Document section

++++++++++++++++++++

= 2019 Saitama gubernatorial election =

A gubernatorial election was held on 2 June 2019 to elect the next governor of Saitama.
Incumbent Governor Kiyoshi Ueda (former member of DPJ) declined to run for a fifth term.
Motohiro Ōno, a former Upper House lawmaker and opposition candidate beat the candidate backed by the ruling LDP-Komeito coalition.

== Candidates ==
- Kenta Aoshima, backed by LDP and Komeito.
- Motohiro Ōno, backed by the opposition parties CDP, JCP, SDP, DPFP.
- Satoshi Hamada for the NHK Party.
- Nobuhiro Takeda.
- Shizue Sakurai.

++++++++++++++++++++

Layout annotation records
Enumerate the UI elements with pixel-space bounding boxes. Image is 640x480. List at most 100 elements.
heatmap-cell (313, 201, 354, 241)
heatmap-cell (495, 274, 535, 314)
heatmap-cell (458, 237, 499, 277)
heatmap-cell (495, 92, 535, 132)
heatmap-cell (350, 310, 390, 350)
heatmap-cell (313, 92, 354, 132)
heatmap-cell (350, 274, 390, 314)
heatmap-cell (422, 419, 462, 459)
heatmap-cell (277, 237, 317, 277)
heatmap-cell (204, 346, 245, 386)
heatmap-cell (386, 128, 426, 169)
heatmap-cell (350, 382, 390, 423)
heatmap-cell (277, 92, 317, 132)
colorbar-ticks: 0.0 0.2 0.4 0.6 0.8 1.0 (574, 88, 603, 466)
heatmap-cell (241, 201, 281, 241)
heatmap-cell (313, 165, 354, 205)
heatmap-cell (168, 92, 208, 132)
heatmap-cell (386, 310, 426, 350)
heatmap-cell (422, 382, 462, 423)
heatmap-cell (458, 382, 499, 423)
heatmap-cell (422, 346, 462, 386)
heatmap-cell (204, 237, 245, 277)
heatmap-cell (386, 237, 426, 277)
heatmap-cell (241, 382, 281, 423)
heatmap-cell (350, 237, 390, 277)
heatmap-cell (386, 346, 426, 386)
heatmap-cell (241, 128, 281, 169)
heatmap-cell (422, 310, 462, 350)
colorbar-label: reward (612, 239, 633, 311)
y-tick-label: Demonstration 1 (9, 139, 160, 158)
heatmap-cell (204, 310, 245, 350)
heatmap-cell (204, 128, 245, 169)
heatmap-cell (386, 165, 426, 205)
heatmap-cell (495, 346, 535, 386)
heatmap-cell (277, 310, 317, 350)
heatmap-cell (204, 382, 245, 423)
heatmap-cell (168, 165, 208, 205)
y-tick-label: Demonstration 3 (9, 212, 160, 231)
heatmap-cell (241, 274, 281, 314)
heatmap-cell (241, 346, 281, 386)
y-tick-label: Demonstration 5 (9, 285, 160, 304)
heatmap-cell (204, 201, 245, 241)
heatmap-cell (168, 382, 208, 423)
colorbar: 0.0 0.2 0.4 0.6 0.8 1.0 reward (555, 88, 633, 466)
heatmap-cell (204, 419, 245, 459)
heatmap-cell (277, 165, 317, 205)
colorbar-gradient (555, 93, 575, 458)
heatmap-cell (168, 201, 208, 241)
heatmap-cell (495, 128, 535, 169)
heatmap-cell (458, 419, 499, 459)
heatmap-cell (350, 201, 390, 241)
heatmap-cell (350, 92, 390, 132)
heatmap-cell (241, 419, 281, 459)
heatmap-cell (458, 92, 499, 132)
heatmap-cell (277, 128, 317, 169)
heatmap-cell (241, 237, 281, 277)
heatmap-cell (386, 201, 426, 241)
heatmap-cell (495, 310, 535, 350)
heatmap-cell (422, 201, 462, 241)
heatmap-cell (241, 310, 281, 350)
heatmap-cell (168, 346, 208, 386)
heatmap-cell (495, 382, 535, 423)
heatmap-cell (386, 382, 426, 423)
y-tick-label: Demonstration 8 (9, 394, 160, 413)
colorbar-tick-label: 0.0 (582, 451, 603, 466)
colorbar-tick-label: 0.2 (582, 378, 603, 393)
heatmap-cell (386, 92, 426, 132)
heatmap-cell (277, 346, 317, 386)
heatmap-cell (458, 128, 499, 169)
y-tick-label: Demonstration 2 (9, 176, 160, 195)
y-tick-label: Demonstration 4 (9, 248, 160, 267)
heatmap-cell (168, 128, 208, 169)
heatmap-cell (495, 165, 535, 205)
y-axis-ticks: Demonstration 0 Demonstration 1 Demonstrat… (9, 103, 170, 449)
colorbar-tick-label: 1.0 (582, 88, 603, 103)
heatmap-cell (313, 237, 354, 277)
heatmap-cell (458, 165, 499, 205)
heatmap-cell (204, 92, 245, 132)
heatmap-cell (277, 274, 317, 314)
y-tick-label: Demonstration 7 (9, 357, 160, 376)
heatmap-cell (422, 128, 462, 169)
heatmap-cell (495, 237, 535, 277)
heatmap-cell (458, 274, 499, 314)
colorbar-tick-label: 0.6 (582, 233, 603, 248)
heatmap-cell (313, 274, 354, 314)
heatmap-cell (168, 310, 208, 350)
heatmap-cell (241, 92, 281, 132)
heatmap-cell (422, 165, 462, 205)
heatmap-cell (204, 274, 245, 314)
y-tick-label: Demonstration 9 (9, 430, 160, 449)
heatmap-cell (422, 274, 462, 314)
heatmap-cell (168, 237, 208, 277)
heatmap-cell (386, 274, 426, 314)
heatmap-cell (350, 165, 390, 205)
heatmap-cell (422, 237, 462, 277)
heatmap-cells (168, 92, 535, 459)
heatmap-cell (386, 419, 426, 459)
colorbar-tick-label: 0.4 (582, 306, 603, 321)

++++++++++++++++++++

What to do
1. Write out the passage of the election article starting with "Motohiro Ōno, a" and going on through "LDP and Komeito.".
2. Pull out the lines of the entries starting with the very first line and going on through the line with "heatmap-cell (204, 237, 245, 277)", reproducing each one unchanged.

The results
1.
Motohiro Ōno, a former Upper House lawmaker and opposition candidate beat the candidate backed by the ruling LDP-Komeito coalition.

== Candidates ==
- Kenta Aoshima, backed by LDP and Komeito.

2.
Enumerate the UI elements with pixel-space bounding boxes. Image is 640x480. List at most 100 elements.
heatmap-cell (313, 201, 354, 241)
heatmap-cell (495, 274, 535, 314)
heatmap-cell (458, 237, 499, 277)
heatmap-cell (495, 92, 535, 132)
heatmap-cell (350, 310, 390, 350)
heatmap-cell (313, 92, 354, 132)
heatmap-cell (350, 274, 390, 314)
heatmap-cell (422, 419, 462, 459)
heatmap-cell (277, 237, 317, 277)
heatmap-cell (204, 346, 245, 386)
heatmap-cell (386, 128, 426, 169)
heatmap-cell (350, 382, 390, 423)
heatmap-cell (277, 92, 317, 132)
colorbar-ticks: 0.0 0.2 0.4 0.6 0.8 1.0 (574, 88, 603, 466)
heatmap-cell (241, 201, 281, 241)
heatmap-cell (313, 165, 354, 205)
heatmap-cell (168, 92, 208, 132)
heatmap-cell (386, 310, 426, 350)
heatmap-cell (422, 382, 462, 423)
heatmap-cell (458, 382, 499, 423)
heatmap-cell (422, 346, 462, 386)
heatmap-cell (204, 237, 245, 277)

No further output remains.